Raw data

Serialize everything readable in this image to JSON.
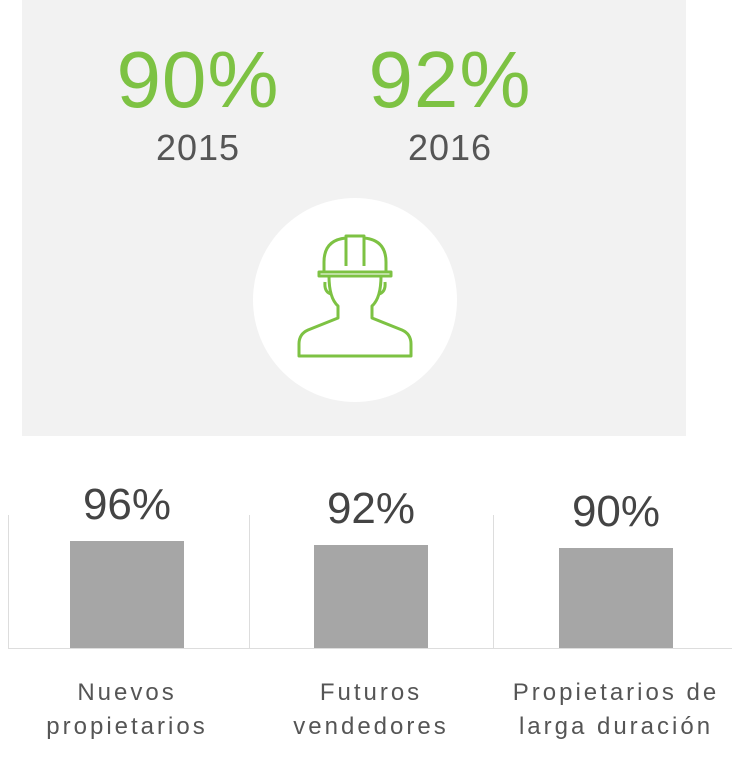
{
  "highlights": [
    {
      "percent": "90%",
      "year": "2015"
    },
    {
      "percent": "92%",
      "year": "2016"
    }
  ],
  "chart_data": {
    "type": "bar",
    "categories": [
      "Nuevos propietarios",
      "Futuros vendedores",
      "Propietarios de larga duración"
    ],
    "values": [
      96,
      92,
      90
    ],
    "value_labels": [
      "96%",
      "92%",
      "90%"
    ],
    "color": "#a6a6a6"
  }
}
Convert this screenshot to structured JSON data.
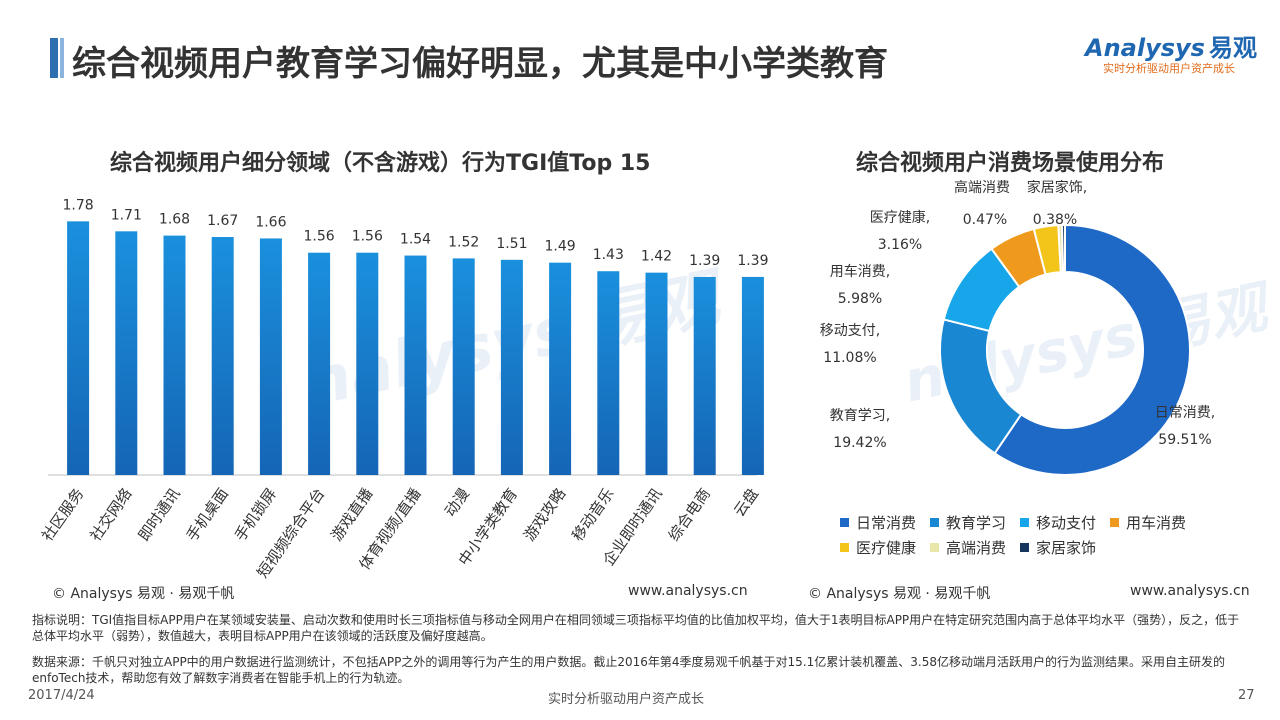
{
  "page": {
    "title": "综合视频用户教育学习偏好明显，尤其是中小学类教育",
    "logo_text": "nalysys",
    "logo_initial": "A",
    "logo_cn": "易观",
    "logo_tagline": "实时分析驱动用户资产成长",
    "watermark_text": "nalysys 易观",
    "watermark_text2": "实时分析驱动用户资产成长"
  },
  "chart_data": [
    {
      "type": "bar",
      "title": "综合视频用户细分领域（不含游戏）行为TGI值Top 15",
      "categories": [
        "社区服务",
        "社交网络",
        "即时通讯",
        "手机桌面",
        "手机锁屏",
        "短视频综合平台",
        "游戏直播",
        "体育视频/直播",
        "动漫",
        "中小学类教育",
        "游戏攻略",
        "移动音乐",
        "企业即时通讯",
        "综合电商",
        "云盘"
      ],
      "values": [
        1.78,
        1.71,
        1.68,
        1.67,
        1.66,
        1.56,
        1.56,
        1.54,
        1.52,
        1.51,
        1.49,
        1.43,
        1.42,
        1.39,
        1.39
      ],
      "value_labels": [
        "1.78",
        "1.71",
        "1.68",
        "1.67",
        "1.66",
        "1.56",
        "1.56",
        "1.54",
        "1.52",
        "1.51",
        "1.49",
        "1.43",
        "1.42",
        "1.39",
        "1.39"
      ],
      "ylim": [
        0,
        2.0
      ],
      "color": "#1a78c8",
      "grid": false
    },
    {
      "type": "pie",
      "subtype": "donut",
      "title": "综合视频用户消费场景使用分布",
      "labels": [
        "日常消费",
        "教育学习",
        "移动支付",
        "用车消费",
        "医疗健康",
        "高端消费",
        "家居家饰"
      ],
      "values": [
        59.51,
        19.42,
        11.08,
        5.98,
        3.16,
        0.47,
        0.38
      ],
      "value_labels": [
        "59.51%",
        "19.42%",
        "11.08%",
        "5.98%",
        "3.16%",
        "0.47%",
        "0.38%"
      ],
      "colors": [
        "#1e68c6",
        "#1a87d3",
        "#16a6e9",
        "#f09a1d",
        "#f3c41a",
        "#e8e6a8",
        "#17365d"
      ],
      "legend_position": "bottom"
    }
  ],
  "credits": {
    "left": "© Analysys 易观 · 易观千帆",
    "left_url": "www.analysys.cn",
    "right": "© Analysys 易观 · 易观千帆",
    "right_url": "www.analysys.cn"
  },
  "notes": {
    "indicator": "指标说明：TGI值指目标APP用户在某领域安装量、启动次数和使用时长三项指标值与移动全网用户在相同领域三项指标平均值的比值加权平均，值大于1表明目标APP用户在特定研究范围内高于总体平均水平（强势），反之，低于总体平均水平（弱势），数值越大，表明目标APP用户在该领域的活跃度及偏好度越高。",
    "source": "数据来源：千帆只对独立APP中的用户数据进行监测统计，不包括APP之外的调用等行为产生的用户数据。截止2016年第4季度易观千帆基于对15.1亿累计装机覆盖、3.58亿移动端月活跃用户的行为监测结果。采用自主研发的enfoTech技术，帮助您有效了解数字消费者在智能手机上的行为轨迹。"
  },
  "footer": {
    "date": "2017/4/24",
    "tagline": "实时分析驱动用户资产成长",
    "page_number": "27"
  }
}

What you need to do
The required output is the number of lines containing the word "实时分析驱动用户资产成长", and nothing besides.

Written response
3